→ Challenge
Quote every line below exactly as it reads.
begin Provided records
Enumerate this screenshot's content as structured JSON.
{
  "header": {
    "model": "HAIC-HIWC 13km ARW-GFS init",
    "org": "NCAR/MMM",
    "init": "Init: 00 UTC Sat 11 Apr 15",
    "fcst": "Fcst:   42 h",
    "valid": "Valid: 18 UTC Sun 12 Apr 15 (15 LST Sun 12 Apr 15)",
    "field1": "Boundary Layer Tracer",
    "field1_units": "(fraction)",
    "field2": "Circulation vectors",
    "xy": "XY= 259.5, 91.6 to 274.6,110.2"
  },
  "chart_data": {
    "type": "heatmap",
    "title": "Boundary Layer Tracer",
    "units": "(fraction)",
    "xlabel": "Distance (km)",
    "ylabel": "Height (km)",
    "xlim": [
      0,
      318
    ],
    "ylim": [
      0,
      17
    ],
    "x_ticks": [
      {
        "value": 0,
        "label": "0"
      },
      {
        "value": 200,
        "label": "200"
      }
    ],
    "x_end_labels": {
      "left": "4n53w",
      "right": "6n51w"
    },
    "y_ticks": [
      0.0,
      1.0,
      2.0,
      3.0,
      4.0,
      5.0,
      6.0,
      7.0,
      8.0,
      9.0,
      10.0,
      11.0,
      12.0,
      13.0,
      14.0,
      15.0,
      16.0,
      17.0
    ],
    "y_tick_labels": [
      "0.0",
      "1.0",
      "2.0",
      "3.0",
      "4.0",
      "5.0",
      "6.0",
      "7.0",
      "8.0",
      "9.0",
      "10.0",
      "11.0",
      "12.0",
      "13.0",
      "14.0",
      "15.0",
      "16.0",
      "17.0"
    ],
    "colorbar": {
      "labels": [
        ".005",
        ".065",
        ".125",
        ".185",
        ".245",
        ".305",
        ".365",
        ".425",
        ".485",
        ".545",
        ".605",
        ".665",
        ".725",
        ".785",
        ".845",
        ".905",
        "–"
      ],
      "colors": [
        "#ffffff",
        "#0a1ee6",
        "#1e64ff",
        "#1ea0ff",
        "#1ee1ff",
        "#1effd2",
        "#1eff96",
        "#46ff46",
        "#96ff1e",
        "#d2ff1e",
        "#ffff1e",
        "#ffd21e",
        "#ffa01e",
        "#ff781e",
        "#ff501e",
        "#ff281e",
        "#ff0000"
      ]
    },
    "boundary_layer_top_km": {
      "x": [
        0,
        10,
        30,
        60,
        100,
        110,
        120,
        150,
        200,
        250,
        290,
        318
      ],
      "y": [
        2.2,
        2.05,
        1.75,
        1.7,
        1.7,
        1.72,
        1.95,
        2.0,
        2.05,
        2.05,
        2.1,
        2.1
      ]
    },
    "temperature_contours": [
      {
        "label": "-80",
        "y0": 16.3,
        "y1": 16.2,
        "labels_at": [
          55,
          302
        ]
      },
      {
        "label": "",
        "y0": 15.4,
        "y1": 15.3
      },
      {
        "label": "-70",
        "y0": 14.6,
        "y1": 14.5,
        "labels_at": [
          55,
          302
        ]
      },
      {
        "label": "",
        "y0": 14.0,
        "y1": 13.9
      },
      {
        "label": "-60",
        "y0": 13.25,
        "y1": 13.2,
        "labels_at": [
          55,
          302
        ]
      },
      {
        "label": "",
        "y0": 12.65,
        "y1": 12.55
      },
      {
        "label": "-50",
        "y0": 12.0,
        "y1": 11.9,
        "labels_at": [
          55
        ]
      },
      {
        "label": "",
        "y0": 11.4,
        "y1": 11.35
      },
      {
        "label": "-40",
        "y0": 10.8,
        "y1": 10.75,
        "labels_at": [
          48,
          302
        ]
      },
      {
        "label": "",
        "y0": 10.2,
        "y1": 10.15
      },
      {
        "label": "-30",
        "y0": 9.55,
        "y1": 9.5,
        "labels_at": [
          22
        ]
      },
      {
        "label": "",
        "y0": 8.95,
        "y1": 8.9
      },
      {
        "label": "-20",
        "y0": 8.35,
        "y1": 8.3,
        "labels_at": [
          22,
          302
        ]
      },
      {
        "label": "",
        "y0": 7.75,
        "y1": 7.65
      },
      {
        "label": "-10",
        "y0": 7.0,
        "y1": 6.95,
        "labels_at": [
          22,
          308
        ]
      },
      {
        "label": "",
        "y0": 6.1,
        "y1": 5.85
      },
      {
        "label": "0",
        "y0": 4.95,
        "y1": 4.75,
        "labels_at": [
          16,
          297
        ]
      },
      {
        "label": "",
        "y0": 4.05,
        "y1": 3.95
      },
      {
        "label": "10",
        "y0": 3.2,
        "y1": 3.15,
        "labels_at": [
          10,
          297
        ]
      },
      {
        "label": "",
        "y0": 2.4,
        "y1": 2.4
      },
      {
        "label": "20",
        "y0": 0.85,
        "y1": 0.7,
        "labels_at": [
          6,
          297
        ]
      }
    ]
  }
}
end Provided records
→ Solution for this task
Enumerate this screenshot's content as structured JSON.
{
  "header": {
    "model": "HAIC-HIWC 13km ARW-GFS init",
    "org": "NCAR/MMM",
    "init": "Init: 00 UTC Sat 11 Apr 15",
    "fcst": "Fcst:   42 h",
    "valid": "Valid: 18 UTC Sun 12 Apr 15 (15 LST Sun 12 Apr 15)",
    "field1": "Boundary Layer Tracer",
    "field1_units": "(fraction)",
    "field2": "Circulation vectors",
    "xy": "XY= 259.5, 91.6 to 274.6,110.2"
  },
  "chart_data": {
    "type": "heatmap",
    "title": "Boundary Layer Tracer",
    "units": "(fraction)",
    "xlabel": "Distance (km)",
    "ylabel": "Height (km)",
    "xlim": [
      0,
      318
    ],
    "ylim": [
      0,
      17
    ],
    "x_ticks": [
      {
        "value": 0,
        "label": "0"
      },
      {
        "value": 200,
        "label": "200"
      }
    ],
    "x_end_labels": {
      "left": "4n53w",
      "right": "6n51w"
    },
    "y_ticks": [
      0.0,
      1.0,
      2.0,
      3.0,
      4.0,
      5.0,
      6.0,
      7.0,
      8.0,
      9.0,
      10.0,
      11.0,
      12.0,
      13.0,
      14.0,
      15.0,
      16.0,
      17.0
    ],
    "y_tick_labels": [
      "0.0",
      "1.0",
      "2.0",
      "3.0",
      "4.0",
      "5.0",
      "6.0",
      "7.0",
      "8.0",
      "9.0",
      "10.0",
      "11.0",
      "12.0",
      "13.0",
      "14.0",
      "15.0",
      "16.0",
      "17.0"
    ],
    "colorbar": {
      "labels": [
        ".005",
        ".065",
        ".125",
        ".185",
        ".245",
        ".305",
        ".365",
        ".425",
        ".485",
        ".545",
        ".605",
        ".665",
        ".725",
        ".785",
        ".845",
        ".905",
        "–"
      ],
      "colors": [
        "#ffffff",
        "#0a1ee6",
        "#1e64ff",
        "#1ea0ff",
        "#1ee1ff",
        "#1effd2",
        "#1eff96",
        "#46ff46",
        "#96ff1e",
        "#d2ff1e",
        "#ffff1e",
        "#ffd21e",
        "#ffa01e",
        "#ff781e",
        "#ff501e",
        "#ff281e",
        "#ff0000"
      ]
    },
    "boundary_layer_top_km": {
      "x": [
        0,
        10,
        30,
        60,
        100,
        110,
        120,
        150,
        200,
        250,
        290,
        318
      ],
      "y": [
        2.2,
        2.05,
        1.75,
        1.7,
        1.7,
        1.72,
        1.95,
        2.0,
        2.05,
        2.05,
        2.1,
        2.1
      ]
    },
    "temperature_contours": [
      {
        "label": "-80",
        "y0": 16.3,
        "y1": 16.2,
        "labels_at": [
          55,
          302
        ]
      },
      {
        "label": "",
        "y0": 15.4,
        "y1": 15.3
      },
      {
        "label": "-70",
        "y0": 14.6,
        "y1": 14.5,
        "labels_at": [
          55,
          302
        ]
      },
      {
        "label": "",
        "y0": 14.0,
        "y1": 13.9
      },
      {
        "label": "-60",
        "y0": 13.25,
        "y1": 13.2,
        "labels_at": [
          55,
          302
        ]
      },
      {
        "label": "",
        "y0": 12.65,
        "y1": 12.55
      },
      {
        "label": "-50",
        "y0": 12.0,
        "y1": 11.9,
        "labels_at": [
          55
        ]
      },
      {
        "label": "",
        "y0": 11.4,
        "y1": 11.35
      },
      {
        "label": "-40",
        "y0": 10.8,
        "y1": 10.75,
        "labels_at": [
          48,
          302
        ]
      },
      {
        "label": "",
        "y0": 10.2,
        "y1": 10.15
      },
      {
        "label": "-30",
        "y0": 9.55,
        "y1": 9.5,
        "labels_at": [
          22
        ]
      },
      {
        "label": "",
        "y0": 8.95,
        "y1": 8.9
      },
      {
        "label": "-20",
        "y0": 8.35,
        "y1": 8.3,
        "labels_at": [
          22,
          302
        ]
      },
      {
        "label": "",
        "y0": 7.75,
        "y1": 7.65
      },
      {
        "label": "-10",
        "y0": 7.0,
        "y1": 6.95,
        "labels_at": [
          22,
          308
        ]
      },
      {
        "label": "",
        "y0": 6.1,
        "y1": 5.85
      },
      {
        "label": "0",
        "y0": 4.95,
        "y1": 4.75,
        "labels_at": [
          16,
          297
        ]
      },
      {
        "label": "",
        "y0": 4.05,
        "y1": 3.95
      },
      {
        "label": "10",
        "y0": 3.2,
        "y1": 3.15,
        "labels_at": [
          10,
          297
        ]
      },
      {
        "label": "",
        "y0": 2.4,
        "y1": 2.4
      },
      {
        "label": "20",
        "y0": 0.85,
        "y1": 0.7,
        "labels_at": [
          6,
          297
        ]
      }
    ]
  }
}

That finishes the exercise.